#### Goal of the exercise
Find every line in the records below that holds the word "color", and copy it out.

[Structured figure records]
** Begin **

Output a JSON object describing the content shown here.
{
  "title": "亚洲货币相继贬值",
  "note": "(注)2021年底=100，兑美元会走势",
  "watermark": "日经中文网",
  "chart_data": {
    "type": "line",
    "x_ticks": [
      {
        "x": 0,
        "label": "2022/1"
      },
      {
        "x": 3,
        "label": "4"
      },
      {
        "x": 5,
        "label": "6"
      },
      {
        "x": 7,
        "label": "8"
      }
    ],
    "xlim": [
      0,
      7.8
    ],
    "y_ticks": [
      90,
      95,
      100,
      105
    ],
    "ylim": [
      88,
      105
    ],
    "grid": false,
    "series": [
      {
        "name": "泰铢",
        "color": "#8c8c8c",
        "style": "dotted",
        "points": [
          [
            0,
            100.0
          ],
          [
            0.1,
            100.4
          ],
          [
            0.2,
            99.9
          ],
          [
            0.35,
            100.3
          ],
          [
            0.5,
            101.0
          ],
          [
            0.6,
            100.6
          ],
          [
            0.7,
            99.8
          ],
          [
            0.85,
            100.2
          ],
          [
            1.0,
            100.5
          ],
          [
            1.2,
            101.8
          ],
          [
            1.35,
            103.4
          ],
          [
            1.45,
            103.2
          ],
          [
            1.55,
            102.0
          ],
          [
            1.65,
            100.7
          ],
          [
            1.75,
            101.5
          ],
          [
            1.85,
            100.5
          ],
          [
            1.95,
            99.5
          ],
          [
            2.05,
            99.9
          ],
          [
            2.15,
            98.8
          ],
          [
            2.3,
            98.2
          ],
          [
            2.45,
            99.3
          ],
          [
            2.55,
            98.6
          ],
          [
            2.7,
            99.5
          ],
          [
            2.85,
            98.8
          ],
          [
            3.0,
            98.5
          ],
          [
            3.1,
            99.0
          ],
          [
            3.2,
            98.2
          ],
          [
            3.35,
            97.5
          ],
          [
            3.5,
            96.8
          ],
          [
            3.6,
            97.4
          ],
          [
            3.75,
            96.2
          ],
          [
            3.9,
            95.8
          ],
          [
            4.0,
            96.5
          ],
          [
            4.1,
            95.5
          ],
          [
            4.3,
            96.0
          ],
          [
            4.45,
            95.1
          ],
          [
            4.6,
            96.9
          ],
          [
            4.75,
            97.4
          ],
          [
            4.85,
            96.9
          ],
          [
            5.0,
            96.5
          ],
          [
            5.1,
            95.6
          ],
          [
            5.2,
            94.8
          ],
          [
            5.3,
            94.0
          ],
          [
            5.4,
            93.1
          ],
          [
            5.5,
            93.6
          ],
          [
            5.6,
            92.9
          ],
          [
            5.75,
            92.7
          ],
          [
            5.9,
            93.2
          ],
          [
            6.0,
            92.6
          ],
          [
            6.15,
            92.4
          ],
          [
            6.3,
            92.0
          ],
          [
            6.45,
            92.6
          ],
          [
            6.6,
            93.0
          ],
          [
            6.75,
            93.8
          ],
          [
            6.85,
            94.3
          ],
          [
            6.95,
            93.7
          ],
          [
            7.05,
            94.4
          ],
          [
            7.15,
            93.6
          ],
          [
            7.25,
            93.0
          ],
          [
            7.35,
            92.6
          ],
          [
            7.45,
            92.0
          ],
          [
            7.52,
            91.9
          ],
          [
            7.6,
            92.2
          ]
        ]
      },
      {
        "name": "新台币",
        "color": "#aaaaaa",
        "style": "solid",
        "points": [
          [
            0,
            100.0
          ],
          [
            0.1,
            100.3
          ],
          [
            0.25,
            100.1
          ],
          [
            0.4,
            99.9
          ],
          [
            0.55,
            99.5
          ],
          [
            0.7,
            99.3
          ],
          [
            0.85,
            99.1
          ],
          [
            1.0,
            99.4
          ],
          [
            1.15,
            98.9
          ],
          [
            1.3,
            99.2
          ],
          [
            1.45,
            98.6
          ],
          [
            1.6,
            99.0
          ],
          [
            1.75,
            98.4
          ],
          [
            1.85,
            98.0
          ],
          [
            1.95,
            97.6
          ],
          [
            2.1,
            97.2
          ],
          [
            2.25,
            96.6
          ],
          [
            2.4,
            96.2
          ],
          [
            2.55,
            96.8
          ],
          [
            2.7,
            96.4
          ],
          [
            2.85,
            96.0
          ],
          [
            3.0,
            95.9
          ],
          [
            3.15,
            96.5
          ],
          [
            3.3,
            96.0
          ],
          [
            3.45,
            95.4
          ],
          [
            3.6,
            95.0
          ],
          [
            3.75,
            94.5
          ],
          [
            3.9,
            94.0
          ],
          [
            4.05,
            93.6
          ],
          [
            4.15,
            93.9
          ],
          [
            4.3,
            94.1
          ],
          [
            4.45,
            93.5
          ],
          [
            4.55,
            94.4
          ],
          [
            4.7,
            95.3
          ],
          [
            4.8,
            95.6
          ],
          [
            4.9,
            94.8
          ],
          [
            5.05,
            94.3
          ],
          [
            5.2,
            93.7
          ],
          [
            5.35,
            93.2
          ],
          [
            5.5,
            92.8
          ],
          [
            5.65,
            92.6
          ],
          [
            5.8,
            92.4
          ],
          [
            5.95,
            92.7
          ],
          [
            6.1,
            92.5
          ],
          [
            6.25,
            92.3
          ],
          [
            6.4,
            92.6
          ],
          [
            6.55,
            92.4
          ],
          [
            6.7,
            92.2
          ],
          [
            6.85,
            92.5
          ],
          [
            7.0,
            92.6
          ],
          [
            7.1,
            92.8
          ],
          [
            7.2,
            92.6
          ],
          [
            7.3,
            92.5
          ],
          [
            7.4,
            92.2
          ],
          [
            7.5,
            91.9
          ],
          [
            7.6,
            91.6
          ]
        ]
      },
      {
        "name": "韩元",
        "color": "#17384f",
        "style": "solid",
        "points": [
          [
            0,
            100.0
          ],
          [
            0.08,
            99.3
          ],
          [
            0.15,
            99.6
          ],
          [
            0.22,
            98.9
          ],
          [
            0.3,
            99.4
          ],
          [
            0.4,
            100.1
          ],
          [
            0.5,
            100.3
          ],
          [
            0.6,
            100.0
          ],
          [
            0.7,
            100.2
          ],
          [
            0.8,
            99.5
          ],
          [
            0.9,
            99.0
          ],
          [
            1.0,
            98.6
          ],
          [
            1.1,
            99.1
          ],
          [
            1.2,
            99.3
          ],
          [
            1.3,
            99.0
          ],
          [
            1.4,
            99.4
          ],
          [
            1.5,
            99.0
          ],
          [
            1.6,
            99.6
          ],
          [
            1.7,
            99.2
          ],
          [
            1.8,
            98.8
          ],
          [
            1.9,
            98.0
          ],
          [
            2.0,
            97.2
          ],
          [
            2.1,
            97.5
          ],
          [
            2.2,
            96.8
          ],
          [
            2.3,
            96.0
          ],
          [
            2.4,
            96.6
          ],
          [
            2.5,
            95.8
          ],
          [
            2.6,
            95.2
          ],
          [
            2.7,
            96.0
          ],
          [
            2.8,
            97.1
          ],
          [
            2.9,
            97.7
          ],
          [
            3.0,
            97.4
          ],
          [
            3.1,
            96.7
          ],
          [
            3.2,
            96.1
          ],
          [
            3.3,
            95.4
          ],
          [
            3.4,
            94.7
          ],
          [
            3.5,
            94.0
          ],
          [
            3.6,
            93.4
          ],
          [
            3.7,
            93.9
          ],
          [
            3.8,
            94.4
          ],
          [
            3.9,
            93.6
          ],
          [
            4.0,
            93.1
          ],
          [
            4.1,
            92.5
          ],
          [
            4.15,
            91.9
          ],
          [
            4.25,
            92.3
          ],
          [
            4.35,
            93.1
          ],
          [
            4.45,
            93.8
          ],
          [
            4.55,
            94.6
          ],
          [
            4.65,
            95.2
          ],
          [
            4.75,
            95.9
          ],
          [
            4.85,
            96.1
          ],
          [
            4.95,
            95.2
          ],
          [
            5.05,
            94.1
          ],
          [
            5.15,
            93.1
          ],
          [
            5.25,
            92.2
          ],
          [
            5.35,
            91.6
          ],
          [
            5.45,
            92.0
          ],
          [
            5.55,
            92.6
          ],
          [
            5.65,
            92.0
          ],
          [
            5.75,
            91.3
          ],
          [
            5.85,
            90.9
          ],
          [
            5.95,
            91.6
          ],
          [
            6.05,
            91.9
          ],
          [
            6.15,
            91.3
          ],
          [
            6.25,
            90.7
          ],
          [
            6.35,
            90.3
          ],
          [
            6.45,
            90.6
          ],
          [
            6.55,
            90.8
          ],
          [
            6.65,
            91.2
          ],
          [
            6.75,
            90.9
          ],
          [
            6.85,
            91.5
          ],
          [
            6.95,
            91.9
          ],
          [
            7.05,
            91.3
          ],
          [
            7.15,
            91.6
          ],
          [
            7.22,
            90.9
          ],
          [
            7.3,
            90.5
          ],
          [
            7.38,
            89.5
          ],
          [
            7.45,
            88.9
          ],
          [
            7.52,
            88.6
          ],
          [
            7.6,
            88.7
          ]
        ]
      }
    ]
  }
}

** End **

#### The output
        "color": "#8c8c8c",
        "color": "#aaaaaa",
        "color": "#17384f",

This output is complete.